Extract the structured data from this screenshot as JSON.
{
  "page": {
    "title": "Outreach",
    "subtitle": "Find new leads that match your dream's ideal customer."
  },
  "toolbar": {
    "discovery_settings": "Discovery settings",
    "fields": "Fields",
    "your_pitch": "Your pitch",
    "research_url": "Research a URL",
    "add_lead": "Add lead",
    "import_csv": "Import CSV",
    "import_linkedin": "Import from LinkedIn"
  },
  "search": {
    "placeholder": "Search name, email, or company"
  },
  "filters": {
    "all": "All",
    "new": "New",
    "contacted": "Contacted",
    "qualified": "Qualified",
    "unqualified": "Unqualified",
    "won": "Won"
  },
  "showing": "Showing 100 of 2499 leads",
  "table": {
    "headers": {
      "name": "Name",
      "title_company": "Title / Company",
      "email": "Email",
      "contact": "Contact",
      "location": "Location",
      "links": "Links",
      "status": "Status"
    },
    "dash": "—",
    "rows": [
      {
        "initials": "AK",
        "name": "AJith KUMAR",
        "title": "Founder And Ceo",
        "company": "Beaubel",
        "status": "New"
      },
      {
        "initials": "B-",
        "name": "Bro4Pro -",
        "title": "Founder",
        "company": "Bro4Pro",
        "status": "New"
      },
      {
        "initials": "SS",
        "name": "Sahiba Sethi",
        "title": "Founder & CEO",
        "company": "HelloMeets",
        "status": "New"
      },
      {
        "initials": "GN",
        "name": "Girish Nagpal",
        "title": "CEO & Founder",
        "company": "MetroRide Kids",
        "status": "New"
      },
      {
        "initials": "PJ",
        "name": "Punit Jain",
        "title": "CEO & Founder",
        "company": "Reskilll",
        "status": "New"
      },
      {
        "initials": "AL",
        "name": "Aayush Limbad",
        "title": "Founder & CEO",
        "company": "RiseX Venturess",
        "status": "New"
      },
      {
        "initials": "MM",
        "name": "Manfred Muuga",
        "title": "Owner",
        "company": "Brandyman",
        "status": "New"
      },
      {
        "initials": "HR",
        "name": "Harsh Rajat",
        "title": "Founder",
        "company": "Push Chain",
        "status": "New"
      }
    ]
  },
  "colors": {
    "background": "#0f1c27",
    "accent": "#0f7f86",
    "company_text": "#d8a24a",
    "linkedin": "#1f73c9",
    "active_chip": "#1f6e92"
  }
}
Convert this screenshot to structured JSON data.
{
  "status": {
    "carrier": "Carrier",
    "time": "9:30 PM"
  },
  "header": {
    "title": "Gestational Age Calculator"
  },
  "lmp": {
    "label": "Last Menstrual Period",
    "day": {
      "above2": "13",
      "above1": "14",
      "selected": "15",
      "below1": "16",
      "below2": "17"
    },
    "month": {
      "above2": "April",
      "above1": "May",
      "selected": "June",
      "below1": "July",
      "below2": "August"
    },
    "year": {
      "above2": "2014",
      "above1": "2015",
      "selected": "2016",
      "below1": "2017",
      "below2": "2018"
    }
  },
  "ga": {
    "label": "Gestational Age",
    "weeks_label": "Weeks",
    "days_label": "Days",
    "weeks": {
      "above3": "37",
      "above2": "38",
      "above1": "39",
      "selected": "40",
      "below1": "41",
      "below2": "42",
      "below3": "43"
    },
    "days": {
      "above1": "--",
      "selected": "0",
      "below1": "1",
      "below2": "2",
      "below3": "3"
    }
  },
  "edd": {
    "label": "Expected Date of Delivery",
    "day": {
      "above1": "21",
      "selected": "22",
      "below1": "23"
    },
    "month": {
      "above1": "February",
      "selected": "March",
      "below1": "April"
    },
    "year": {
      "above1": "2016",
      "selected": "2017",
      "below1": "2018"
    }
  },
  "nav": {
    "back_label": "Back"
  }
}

┄┄┄┄┄┄

• What is needed: Retype every record above exactly as it appears.

• Right answer:
Extract the structured data from this screenshot as JSON.
{
  "page": {
    "title": "Outreach",
    "subtitle": "Find new leads that match your dream's ideal customer."
  },
  "toolbar": {
    "discovery_settings": "Discovery settings",
    "fields": "Fields",
    "your_pitch": "Your pitch",
    "research_url": "Research a URL",
    "add_lead": "Add lead",
    "import_csv": "Import CSV",
    "import_linkedin": "Import from LinkedIn"
  },
  "search": {
    "placeholder": "Search name, email, or company"
  },
  "filters": {
    "all": "All",
    "new": "New",
    "contacted": "Contacted",
    "qualified": "Qualified",
    "unqualified": "Unqualified",
    "won": "Won"
  },
  "showing": "Showing 100 of 2499 leads",
  "table": {
    "headers": {
      "name": "Name",
      "title_company": "Title / Company",
      "email": "Email",
      "contact": "Contact",
      "location": "Location",
      "links": "Links",
      "status": "Status"
    },
    "dash": "—",
    "rows": [
      {
        "initials": "AK",
        "name": "AJith KUMAR",
        "title": "Founder And Ceo",
        "company": "Beaubel",
        "status": "New"
      },
      {
        "initials": "B-",
        "name": "Bro4Pro -",
        "title": "Founder",
        "company": "Bro4Pro",
        "status": "New"
      },
      {
        "initials": "SS",
        "name": "Sahiba Sethi",
        "title": "Founder & CEO",
        "company": "HelloMeets",
        "status": "New"
      },
      {
        "initials": "GN",
        "name": "Girish Nagpal",
        "title": "CEO & Founder",
        "company": "MetroRide Kids",
        "status": "New"
      },
      {
        "initials": "PJ",
        "name": "Punit Jain",
        "title": "CEO & Founder",
        "company": "Reskilll",
        "status": "New"
      },
      {
        "initials": "AL",
        "name": "Aayush Limbad",
        "title": "Founder & CEO",
        "company": "RiseX Venturess",
        "status": "New"
      },
      {
        "initials": "MM",
        "name": "Manfred Muuga",
        "title": "Owner",
        "company": "Brandyman",
        "status": "New"
      },
      {
        "initials": "HR",
        "name": "Harsh Rajat",
        "title": "Founder",
        "company": "Push Chain",
        "status": "New"
      }
    ]
  },
  "colors": {
    "background": "#0f1c27",
    "accent": "#0f7f86",
    "company_text": "#d8a24a",
    "linkedin": "#1f73c9",
    "active_chip": "#1f6e92"
  }
}
Convert this screenshot to structured JSON data.
{
  "status": {
    "carrier": "Carrier",
    "time": "9:30 PM"
  },
  "header": {
    "title": "Gestational Age Calculator"
  },
  "lmp": {
    "label": "Last Menstrual Period",
    "day": {
      "above2": "13",
      "above1": "14",
      "selected": "15",
      "below1": "16",
      "below2": "17"
    },
    "month": {
      "above2": "April",
      "above1": "May",
      "selected": "June",
      "below1": "July",
      "below2": "August"
    },
    "year": {
      "above2": "2014",
      "above1": "2015",
      "selected": "2016",
      "below1": "2017",
      "below2": "2018"
    }
  },
  "ga": {
    "label": "Gestational Age",
    "weeks_label": "Weeks",
    "days_label": "Days",
    "weeks": {
      "above3": "37",
      "above2": "38",
      "above1": "39",
      "selected": "40",
      "below1": "41",
      "below2": "42",
      "below3": "43"
    },
    "days": {
      "above1": "--",
      "selected": "0",
      "below1": "1",
      "below2": "2",
      "below3": "3"
    }
  },
  "edd": {
    "label": "Expected Date of Delivery",
    "day": {
      "above1": "21",
      "selected": "22",
      "below1": "23"
    },
    "month": {
      "above1": "February",
      "selected": "March",
      "below1": "April"
    },
    "year": {
      "above1": "2016",
      "selected": "2017",
      "below1": "2018"
    }
  },
  "nav": {
    "back_label": "Back"
  }
}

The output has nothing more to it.